Requirements: Print, word for word, the lines of the entries starting at the very first line and ending at the line that contains "91, 120, 106]", both included, and nothing else.

Source data:
=-=-=-=-=

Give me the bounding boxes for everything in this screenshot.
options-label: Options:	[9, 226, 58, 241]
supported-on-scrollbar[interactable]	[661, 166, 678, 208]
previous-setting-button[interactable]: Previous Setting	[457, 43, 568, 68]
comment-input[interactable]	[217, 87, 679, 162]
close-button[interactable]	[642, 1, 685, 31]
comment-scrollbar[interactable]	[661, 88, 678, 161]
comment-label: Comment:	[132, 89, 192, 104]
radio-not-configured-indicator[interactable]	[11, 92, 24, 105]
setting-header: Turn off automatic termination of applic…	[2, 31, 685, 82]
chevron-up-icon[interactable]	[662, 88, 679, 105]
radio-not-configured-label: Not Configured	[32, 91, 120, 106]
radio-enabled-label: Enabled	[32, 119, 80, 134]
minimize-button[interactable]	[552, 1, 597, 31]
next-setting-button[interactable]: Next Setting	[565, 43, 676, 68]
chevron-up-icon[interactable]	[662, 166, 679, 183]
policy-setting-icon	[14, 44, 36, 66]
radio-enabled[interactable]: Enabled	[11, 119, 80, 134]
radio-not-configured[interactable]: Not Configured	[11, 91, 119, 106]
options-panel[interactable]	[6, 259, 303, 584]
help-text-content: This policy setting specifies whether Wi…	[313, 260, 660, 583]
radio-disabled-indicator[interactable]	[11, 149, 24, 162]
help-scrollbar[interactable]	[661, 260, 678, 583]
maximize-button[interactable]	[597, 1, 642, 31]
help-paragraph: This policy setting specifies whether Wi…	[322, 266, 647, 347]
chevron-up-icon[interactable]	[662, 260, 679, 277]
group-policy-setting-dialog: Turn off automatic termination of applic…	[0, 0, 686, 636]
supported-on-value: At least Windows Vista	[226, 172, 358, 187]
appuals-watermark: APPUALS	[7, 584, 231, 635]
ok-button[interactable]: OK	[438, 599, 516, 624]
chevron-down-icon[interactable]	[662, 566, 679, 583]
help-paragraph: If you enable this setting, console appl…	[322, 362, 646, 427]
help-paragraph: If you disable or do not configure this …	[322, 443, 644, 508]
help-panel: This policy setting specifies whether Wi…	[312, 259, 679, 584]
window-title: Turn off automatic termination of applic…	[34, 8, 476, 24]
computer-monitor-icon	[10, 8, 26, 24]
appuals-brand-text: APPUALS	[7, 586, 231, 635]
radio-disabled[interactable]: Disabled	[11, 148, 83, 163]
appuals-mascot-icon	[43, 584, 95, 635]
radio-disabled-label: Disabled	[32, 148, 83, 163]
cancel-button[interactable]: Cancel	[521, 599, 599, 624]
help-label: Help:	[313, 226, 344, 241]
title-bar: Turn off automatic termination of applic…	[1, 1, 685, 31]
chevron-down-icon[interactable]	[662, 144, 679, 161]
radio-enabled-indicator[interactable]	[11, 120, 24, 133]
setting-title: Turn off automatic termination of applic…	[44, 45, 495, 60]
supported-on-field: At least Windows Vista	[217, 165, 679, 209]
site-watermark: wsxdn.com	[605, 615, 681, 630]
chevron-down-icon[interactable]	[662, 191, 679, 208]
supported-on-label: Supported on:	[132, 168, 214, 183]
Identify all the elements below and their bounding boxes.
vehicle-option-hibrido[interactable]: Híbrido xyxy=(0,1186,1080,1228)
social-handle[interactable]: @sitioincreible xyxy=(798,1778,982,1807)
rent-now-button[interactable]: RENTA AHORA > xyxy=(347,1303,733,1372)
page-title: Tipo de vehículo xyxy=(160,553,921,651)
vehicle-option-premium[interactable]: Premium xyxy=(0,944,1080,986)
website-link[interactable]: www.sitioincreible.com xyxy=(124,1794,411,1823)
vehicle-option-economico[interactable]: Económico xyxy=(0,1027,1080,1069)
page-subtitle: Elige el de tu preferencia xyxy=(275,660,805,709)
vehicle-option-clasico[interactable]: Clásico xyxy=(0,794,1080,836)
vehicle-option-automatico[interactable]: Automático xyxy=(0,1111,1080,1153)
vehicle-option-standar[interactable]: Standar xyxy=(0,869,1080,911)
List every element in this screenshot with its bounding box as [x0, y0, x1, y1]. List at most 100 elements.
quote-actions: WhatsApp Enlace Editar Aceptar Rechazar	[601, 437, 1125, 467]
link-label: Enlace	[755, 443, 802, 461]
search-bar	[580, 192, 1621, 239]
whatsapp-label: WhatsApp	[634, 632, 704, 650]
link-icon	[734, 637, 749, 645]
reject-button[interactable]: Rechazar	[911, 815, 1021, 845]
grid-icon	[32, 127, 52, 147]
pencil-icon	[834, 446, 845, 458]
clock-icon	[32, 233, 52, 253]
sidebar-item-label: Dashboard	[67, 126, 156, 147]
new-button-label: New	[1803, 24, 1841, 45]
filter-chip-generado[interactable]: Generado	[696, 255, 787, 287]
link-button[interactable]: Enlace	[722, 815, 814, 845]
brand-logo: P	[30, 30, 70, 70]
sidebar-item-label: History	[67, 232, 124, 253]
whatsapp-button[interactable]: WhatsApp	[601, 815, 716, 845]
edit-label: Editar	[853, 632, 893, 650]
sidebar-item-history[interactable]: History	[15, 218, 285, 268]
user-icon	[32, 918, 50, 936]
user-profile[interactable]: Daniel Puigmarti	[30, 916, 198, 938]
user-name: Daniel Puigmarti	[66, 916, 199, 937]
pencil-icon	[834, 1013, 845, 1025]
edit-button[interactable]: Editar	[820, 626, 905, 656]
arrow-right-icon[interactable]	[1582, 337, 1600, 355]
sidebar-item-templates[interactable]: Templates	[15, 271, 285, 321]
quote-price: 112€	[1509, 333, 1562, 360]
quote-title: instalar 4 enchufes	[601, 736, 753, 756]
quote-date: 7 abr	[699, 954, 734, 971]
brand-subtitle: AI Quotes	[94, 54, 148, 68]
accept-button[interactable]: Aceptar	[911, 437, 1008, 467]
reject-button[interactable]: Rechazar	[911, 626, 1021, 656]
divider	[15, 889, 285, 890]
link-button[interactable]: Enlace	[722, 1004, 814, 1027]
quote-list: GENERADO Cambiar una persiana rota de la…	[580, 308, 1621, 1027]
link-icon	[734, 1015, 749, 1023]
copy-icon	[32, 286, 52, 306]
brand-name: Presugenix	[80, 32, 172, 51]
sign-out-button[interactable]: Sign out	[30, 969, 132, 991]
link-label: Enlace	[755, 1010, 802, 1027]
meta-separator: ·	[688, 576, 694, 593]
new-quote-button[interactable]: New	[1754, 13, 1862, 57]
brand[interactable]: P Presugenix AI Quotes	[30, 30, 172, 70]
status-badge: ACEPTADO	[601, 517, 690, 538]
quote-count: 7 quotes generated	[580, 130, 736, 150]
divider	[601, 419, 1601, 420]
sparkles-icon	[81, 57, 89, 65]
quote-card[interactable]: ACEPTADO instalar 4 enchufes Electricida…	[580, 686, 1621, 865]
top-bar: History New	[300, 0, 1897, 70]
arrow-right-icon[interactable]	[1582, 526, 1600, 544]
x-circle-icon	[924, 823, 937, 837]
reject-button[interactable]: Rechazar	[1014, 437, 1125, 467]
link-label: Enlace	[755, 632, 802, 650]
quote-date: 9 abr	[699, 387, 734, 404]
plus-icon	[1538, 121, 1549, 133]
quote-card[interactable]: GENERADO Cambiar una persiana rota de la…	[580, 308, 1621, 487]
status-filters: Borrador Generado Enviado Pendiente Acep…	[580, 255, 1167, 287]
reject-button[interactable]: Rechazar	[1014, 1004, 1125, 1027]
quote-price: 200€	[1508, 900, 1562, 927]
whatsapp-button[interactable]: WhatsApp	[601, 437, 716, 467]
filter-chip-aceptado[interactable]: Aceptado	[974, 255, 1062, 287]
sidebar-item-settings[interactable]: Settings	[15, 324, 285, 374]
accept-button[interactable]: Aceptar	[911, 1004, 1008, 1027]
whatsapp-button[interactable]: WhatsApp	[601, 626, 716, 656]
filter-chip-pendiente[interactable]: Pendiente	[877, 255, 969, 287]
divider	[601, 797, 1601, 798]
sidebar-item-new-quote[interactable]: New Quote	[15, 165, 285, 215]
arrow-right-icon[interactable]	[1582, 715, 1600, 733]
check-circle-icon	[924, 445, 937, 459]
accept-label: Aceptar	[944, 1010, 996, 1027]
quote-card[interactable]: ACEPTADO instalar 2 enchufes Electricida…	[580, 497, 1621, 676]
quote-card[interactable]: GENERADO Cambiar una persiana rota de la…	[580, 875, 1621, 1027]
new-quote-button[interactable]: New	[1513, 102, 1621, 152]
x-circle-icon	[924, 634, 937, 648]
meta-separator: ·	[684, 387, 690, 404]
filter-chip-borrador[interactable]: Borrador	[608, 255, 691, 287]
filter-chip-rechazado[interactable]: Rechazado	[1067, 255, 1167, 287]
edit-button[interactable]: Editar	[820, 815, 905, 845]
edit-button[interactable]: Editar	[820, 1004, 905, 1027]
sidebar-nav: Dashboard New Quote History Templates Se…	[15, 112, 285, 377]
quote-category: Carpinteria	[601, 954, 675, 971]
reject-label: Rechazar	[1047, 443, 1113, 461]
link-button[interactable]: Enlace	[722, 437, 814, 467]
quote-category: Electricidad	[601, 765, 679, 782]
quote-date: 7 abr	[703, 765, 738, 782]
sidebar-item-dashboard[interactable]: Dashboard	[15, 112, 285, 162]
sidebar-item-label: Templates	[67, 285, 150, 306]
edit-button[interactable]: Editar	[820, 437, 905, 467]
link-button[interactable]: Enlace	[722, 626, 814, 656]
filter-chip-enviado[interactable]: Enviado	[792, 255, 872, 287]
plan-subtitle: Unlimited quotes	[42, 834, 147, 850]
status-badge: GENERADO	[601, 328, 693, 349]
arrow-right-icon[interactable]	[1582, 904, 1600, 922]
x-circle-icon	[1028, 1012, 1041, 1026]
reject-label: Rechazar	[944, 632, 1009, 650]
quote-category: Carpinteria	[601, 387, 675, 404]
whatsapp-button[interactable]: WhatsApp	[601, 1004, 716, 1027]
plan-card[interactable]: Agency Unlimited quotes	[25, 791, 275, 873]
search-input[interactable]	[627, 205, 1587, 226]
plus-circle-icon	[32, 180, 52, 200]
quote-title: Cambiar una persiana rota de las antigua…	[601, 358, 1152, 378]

=-=-=-=-=

Exercise solution:
Give me the bounding boxes for everything in this screenshot.
options-label: Options:	[9, 226, 58, 241]
supported-on-scrollbar[interactable]	[661, 166, 678, 208]
previous-setting-button[interactable]: Previous Setting	[457, 43, 568, 68]
comment-input[interactable]	[217, 87, 679, 162]
close-button[interactable]	[642, 1, 685, 31]
comment-scrollbar[interactable]	[661, 88, 678, 161]
comment-label: Comment:	[132, 89, 192, 104]
radio-not-configured-indicator[interactable]	[11, 92, 24, 105]
setting-header: Turn off automatic termination of applic…	[2, 31, 685, 82]
chevron-up-icon[interactable]	[662, 88, 679, 105]
radio-not-configured-label: Not Configured	[32, 91, 120, 106]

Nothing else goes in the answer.